# Task directions:
Check each line of the listing below for the string "JSON", and copy the ones that have it.

# Source data:
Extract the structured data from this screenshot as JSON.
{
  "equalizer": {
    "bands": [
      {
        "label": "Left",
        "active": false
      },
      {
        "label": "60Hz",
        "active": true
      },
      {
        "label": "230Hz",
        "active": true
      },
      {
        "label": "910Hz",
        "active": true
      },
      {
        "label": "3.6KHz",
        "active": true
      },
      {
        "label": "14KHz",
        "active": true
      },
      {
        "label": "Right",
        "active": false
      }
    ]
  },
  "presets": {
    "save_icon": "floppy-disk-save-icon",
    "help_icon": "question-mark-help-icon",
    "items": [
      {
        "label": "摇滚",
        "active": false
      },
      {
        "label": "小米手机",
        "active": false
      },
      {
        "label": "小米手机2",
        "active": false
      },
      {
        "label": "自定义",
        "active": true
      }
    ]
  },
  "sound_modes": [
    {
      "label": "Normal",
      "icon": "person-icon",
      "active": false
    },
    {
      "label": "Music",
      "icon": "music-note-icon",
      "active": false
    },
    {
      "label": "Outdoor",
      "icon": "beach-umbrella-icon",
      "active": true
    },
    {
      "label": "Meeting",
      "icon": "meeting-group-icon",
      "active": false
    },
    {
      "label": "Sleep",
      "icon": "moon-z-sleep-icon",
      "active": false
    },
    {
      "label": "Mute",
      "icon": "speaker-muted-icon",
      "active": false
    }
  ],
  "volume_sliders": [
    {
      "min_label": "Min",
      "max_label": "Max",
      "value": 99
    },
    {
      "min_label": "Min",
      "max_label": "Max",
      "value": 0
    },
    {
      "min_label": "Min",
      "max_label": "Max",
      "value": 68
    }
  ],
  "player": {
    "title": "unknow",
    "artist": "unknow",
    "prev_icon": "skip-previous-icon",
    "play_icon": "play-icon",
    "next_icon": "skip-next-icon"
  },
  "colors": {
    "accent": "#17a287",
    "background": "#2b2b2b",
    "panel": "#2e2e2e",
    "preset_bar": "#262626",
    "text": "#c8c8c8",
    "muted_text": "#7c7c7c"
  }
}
==
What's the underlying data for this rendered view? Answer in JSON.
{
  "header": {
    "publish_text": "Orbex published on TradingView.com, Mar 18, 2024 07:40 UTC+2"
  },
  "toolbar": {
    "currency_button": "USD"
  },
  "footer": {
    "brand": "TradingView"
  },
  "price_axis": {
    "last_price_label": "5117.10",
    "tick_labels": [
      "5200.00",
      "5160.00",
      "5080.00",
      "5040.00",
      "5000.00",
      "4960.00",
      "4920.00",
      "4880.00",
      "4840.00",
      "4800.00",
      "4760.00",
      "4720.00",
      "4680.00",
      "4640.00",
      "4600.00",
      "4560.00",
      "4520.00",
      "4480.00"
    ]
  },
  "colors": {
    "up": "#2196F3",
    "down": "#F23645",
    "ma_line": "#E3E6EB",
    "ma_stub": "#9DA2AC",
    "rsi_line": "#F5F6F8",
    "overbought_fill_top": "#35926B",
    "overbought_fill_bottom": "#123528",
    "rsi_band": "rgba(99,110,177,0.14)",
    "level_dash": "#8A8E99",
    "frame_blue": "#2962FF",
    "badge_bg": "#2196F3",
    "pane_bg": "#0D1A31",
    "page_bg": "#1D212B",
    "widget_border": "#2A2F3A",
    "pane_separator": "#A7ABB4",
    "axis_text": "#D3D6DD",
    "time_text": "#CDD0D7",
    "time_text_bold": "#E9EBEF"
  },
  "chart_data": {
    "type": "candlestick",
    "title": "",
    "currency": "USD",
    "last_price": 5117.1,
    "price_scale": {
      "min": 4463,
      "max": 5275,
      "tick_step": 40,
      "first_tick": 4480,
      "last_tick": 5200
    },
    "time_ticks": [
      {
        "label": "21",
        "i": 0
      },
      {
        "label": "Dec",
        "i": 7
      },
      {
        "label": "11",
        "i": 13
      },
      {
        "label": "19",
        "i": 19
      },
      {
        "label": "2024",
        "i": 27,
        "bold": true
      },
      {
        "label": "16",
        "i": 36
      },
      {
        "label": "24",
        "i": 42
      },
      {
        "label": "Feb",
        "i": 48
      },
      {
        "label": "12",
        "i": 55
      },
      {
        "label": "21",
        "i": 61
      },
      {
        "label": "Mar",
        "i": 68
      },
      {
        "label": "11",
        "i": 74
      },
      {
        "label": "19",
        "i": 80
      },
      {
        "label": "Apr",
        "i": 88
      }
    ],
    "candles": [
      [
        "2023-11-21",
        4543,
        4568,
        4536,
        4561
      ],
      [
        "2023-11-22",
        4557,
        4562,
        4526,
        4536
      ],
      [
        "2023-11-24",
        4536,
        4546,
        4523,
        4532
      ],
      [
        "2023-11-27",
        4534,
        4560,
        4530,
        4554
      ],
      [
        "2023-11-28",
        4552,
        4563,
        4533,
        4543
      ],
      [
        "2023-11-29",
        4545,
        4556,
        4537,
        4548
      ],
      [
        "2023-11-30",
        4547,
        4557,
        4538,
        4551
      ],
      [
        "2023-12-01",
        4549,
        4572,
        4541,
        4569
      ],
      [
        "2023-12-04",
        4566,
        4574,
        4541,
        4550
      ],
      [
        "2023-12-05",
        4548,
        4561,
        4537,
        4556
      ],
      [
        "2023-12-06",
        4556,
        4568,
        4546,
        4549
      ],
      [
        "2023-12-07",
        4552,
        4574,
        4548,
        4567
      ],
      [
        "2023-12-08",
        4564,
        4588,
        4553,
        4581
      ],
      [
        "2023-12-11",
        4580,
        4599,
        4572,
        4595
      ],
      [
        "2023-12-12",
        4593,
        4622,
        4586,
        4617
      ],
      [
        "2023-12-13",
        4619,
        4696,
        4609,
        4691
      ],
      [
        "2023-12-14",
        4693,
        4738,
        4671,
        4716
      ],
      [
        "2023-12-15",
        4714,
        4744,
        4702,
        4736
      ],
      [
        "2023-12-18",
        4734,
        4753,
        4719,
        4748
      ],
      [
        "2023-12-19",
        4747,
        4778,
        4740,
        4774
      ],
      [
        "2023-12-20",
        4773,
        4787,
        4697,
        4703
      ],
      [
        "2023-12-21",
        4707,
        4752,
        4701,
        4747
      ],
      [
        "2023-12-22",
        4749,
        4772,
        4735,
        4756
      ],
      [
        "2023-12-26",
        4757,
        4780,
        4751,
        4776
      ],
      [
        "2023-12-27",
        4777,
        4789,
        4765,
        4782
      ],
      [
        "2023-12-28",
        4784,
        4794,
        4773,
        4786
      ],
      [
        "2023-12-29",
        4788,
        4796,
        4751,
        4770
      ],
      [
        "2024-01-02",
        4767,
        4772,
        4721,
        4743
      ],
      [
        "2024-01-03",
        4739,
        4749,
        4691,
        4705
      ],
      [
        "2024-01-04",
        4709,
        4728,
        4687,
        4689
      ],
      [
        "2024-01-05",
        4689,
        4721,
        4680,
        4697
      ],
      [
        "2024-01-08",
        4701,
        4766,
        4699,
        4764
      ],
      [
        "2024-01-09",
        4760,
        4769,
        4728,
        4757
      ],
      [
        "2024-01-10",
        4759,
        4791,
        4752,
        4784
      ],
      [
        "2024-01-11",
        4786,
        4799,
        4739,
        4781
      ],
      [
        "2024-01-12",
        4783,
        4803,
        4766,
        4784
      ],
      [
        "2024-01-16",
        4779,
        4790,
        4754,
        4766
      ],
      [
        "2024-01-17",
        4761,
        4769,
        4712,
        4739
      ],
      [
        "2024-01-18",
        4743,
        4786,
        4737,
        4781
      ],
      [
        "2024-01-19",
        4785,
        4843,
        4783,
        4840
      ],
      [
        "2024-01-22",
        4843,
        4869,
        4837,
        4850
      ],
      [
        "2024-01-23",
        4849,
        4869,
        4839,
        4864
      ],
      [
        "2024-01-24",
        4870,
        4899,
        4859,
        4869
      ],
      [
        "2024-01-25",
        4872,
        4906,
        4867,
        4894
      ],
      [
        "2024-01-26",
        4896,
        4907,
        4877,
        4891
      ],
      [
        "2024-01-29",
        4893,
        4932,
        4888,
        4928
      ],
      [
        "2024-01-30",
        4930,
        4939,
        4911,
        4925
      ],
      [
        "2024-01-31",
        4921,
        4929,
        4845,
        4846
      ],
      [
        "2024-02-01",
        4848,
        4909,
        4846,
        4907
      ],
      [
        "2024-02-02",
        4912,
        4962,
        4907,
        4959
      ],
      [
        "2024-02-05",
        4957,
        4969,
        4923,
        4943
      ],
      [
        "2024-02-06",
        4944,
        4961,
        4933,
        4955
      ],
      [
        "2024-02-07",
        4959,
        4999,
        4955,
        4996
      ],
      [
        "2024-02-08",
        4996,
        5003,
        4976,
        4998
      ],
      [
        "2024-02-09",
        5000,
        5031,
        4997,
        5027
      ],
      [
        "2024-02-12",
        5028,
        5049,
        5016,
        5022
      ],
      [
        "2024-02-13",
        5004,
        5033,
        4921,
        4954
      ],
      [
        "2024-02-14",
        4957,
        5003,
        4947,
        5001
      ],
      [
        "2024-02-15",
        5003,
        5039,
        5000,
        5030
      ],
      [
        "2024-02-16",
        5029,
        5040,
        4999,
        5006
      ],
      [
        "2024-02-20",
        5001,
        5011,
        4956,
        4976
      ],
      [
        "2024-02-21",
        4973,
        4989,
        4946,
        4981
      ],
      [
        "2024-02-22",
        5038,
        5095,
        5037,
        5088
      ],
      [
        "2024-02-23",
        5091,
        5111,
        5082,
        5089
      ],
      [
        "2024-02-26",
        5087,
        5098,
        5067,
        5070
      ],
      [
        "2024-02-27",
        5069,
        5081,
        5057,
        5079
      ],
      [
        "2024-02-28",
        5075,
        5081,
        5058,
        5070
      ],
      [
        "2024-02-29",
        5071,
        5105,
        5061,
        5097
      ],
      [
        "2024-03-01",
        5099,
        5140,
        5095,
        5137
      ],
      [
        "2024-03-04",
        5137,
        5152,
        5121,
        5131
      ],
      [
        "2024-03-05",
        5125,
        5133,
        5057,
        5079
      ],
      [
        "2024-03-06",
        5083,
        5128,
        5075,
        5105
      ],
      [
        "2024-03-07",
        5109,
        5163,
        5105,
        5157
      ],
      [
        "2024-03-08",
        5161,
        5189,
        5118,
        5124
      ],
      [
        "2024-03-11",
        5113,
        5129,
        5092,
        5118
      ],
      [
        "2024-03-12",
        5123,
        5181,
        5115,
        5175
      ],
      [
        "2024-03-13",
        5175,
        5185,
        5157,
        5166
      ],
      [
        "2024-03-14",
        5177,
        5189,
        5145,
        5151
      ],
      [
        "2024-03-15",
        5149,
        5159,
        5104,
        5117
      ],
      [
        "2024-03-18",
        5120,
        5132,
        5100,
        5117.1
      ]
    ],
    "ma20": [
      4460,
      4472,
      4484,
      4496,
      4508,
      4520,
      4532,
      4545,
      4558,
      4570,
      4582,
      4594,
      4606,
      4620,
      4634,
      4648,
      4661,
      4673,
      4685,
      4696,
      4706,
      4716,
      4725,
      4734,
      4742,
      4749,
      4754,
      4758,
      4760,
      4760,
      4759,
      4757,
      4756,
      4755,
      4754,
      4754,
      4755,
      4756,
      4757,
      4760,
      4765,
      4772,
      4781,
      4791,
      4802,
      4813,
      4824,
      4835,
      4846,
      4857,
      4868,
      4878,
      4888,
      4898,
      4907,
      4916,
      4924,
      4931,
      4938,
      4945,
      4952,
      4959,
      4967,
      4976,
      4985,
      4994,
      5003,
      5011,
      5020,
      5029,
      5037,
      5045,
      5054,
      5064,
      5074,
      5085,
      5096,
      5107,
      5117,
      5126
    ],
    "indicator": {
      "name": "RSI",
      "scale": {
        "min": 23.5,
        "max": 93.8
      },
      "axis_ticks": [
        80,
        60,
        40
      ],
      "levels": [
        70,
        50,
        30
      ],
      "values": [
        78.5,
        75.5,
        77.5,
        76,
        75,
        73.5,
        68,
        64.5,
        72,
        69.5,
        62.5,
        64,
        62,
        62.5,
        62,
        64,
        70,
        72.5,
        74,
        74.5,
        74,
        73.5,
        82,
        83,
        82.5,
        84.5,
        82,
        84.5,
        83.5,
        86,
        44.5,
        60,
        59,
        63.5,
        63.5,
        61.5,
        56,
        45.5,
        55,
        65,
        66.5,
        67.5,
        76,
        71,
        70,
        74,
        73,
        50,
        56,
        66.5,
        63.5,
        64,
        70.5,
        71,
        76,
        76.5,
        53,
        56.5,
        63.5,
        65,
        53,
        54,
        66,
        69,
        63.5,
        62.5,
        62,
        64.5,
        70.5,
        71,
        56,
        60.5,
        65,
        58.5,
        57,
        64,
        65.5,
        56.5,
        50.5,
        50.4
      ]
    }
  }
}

# The result:
Extract the structured data from this screenshot as JSON.
What's the underlying data for this rendered view? Answer in JSON.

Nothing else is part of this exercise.